Texte fourni:
2. Deuxième scandale: Le chauffage électrique
Rappelons pour les nouveaux députés que le chauffage électrique est soumis à un régime d'autorisation exceptionnelle, cela figure dans la Constitution cantonale depuis fin 1986 (garantie fédérale accordée le 20 juin 1988), dans la loi cantonale depuis le 16 septembre 1989, dans le droit fédéral depuis 1992 seulement.
Pourquoi ? Parce que l'électricité est l'énergie la plus «noble» que nous ayons à disposition, et que c'est un gaspillage inconsidéré de l'utiliser pour des usages à basse température comme le chauffage. Pour de basses températures, mieux vaut utiliser les combustibles. Or, les SIG ont continué aussi longtemps que possible, sollicitant toutes les manoeuvres possibles, à accorder des autorisations de raccordement pour le chauffage électrique, précisément parce que celui-ci, à cause de son mauvais rendement énergétique, encourage en fait le nucléaire ! Je vous joins en annexe la réponse des SIG à l'une de nos conférences de presse, dans laquelle nous dénoncions l'autorisation accordée à Satigny, à La Boverie, en 1988, au mépris de la volonté populaire clairement exprimée. Certes, la loi stricto sensu était respectée, puisque la garantie fédérale ne fut accordée qu'après cette autorisation, et qu'au surplus la nouvelle loi ne fut promulguée que 6 mois après l'enregistrement de l'autorisation. Mais quel mépris de la volonté populaire !
On le voit, les achats de courant nucléaire français ne sont qu'un des épisodes de notre longue lutte contre la politique anti-économique et anticonstitutionnelle des SIG. (Pourquoi anti-économique me direz-vous ? Mais oui, souvenez vous du début de ce rapport, je vous disais que chaque million investi dans les économies d'énergie crée un emploi de qualité à long terme, et 2 500 000 kWh/an, ce qui fait qu'une économie basée sur l'utilisation rationnelle de l'énergie comme celle du Japon, qui consomme 30 % de moins d'énergie par habitant que l'Europe, tourne mieux qu'une économie basée sur le gaspillage. Aux USA par contre, qui consomment 2 fois plus par habitant que nous, la productivité est bien moindre ! Pensez-y, Mesdames et Messieurs les députés libéraux, pour une fois nous sommes en train de vous proposer une politique qui crée des emplois, qui renforce notre compétitivité et qui dynamise notre économie !).

Défi:
Répondez à ces questions à partir du texte sur le chauffage électrique ci-dessus :
1. Depuis quelle date le régime d'autorisation exceptionnelle figure-t-il dans la loi cantonale ?
2. Où et en quelle année a été accordée l'autorisation dénoncée lors d'une conférence de presse ?
3. Combien d'énergie en moins par habitant le Japon consomme-t-il par rapport à l'Europe ?

Entrées fournies:
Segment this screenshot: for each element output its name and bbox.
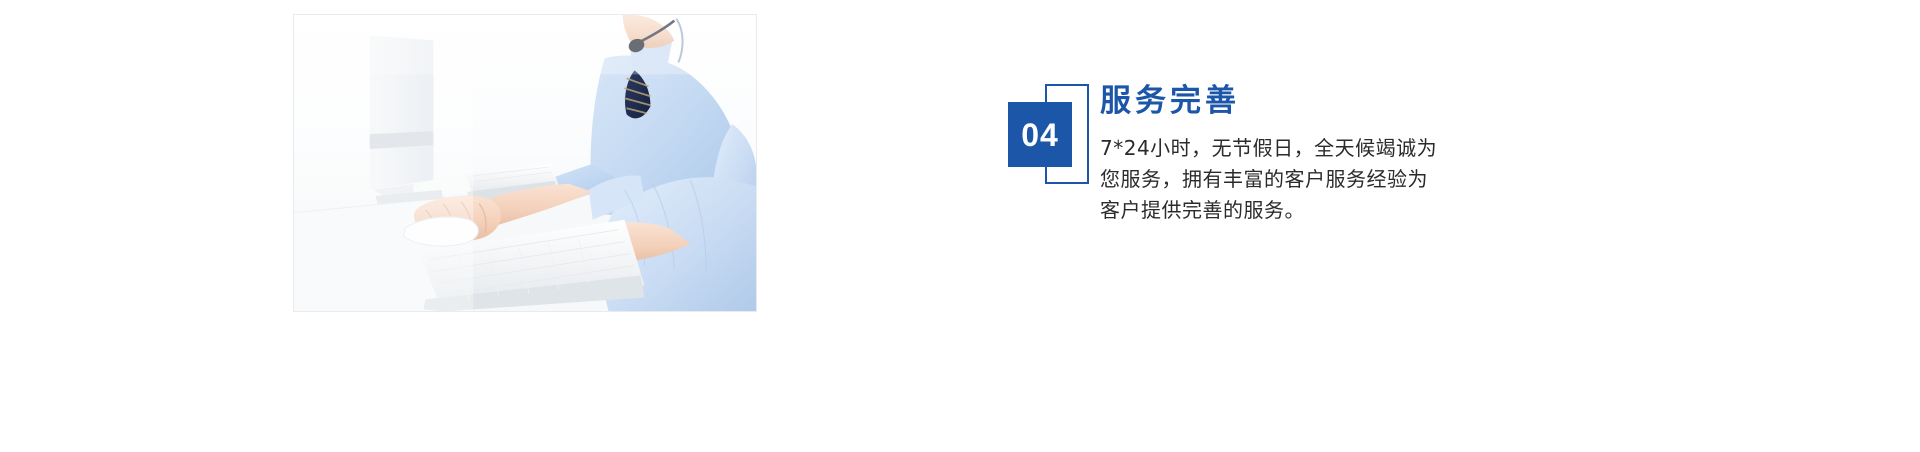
feature-title: 服务完善 <box>1100 84 1520 118</box>
feature-description: 7*24小时，无节假日，全天候竭诚为 您服务，拥有丰富的客户服务经验为 客户提供… <box>1100 133 1520 226</box>
service-team-illustration <box>294 15 756 311</box>
feature-number-badge: 04 <box>1000 84 1090 184</box>
feature-content: 04 服务完善 7*24小时，无节假日，全天候竭诚为 您服务，拥有丰富的客户服务… <box>1000 84 1620 264</box>
feature-description-line-2: 您服务，拥有丰富的客户服务经验为 <box>1100 164 1520 195</box>
badge-filled-square: 04 <box>1008 102 1072 167</box>
feature-text-column: 服务完善 7*24小时，无节假日，全天候竭诚为 您服务，拥有丰富的客户服务经验为… <box>1100 84 1520 226</box>
promo-banner: 04 服务完善 7*24小时，无节假日，全天候竭诚为 您服务，拥有丰富的客户服务… <box>0 0 1920 452</box>
feature-description-line-1: 7*24小时，无节假日，全天候竭诚为 <box>1100 133 1520 164</box>
feature-description-line-3: 客户提供完善的服务。 <box>1100 195 1520 226</box>
service-team-photo <box>293 14 757 312</box>
badge-number: 04 <box>1021 119 1059 151</box>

Réponse à l'exercice:
1. Depuis le 16 septembre 1989.
2. À Satigny, à La Boverie, en 1988.
3. 30 % de moins.